- **WRITTEN TASK**:
Transcribe each line of the material as it is, and drop any picture.

- **PROVIDED INFORMATION**:
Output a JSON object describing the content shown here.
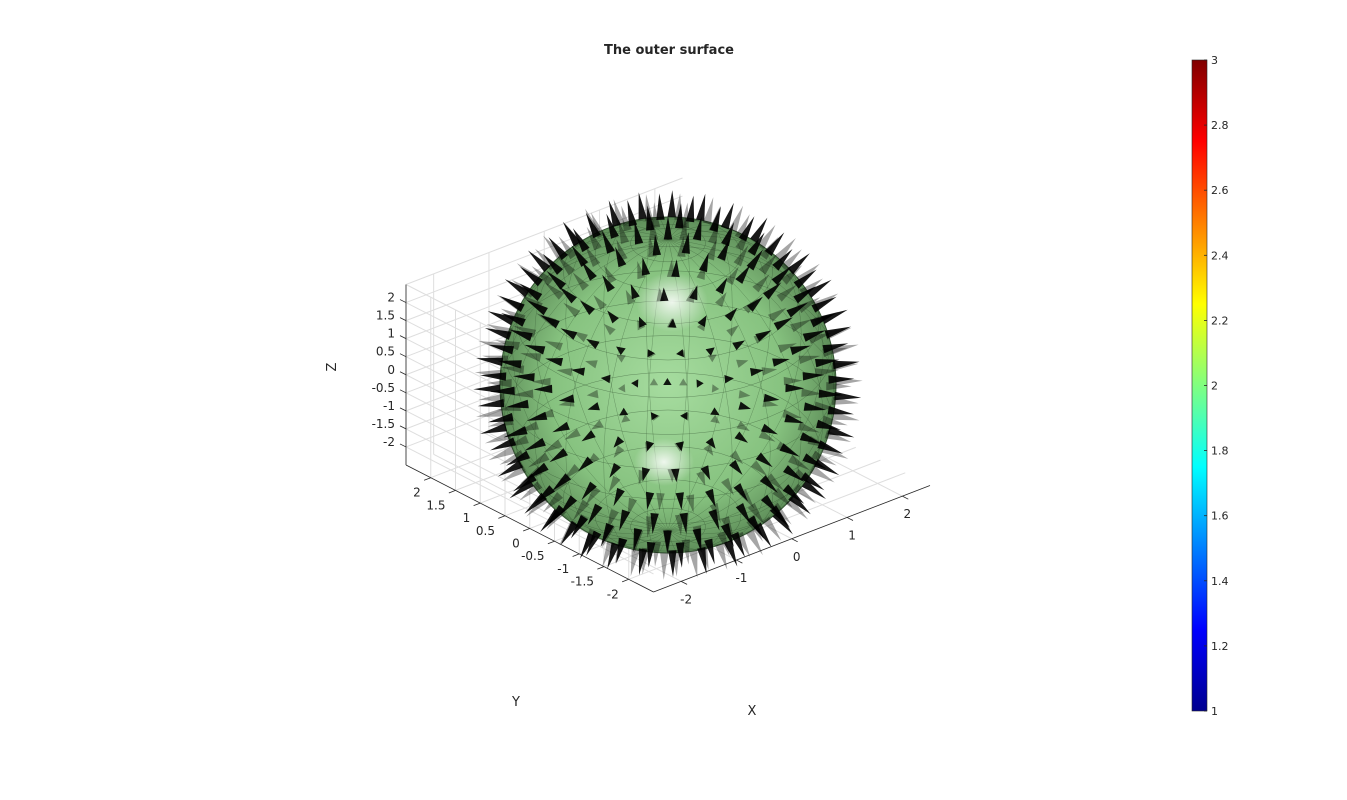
{
  "chart_data": {
    "type": "surface3d-quiver",
    "title": "The outer surface",
    "xlabel": "X",
    "ylabel": "Y",
    "zlabel": "Z",
    "x_ticks": [
      "-2",
      "-1",
      "0",
      "1",
      "2"
    ],
    "y_ticks": [
      "2",
      "1.5",
      "1",
      "0.5",
      "0",
      "-0.5",
      "-1",
      "-1.5",
      "-2"
    ],
    "z_ticks": [
      "2",
      "1.5",
      "1",
      "0.5",
      "0",
      "-0.5",
      "-1",
      "-1.5",
      "-2"
    ],
    "xlim": [
      -2.5,
      2.5
    ],
    "ylim": [
      -2.5,
      2.5
    ],
    "zlim": [
      -2.5,
      2.5
    ],
    "grid": true,
    "surface": {
      "shape": "sphere",
      "radius": 2,
      "color_value": 2,
      "face_color": "#8fce8a"
    },
    "vectors": {
      "direction": "outward normals",
      "color": "#000000"
    },
    "colorbar": {
      "colormap": "jet",
      "limits": [
        1,
        3
      ],
      "ticks": [
        "3",
        "2.8",
        "2.6",
        "2.4",
        "2.2",
        "2",
        "1.8",
        "1.6",
        "1.4",
        "1.2",
        "1"
      ]
    }
  }
}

- **TASK RESPONSE**:
Output a JSON object describing the content shown here.
{
  "chart_data": {
    "type": "surface3d-quiver",
    "title": "The outer surface",
    "xlabel": "X",
    "ylabel": "Y",
    "zlabel": "Z",
    "x_ticks": [
      "-2",
      "-1",
      "0",
      "1",
      "2"
    ],
    "y_ticks": [
      "2",
      "1.5",
      "1",
      "0.5",
      "0",
      "-0.5",
      "-1",
      "-1.5",
      "-2"
    ],
    "z_ticks": [
      "2",
      "1.5",
      "1",
      "0.5",
      "0",
      "-0.5",
      "-1",
      "-1.5",
      "-2"
    ],
    "xlim": [
      -2.5,
      2.5
    ],
    "ylim": [
      -2.5,
      2.5
    ],
    "zlim": [
      -2.5,
      2.5
    ],
    "grid": true,
    "surface": {
      "shape": "sphere",
      "radius": 2,
      "color_value": 2,
      "face_color": "#8fce8a"
    },
    "vectors": {
      "direction": "outward normals",
      "color": "#000000"
    },
    "colorbar": {
      "colormap": "jet",
      "limits": [
        1,
        3
      ],
      "ticks": [
        "3",
        "2.8",
        "2.6",
        "2.4",
        "2.2",
        "2",
        "1.8",
        "1.6",
        "1.4",
        "1.2",
        "1"
      ]
    }
  }
}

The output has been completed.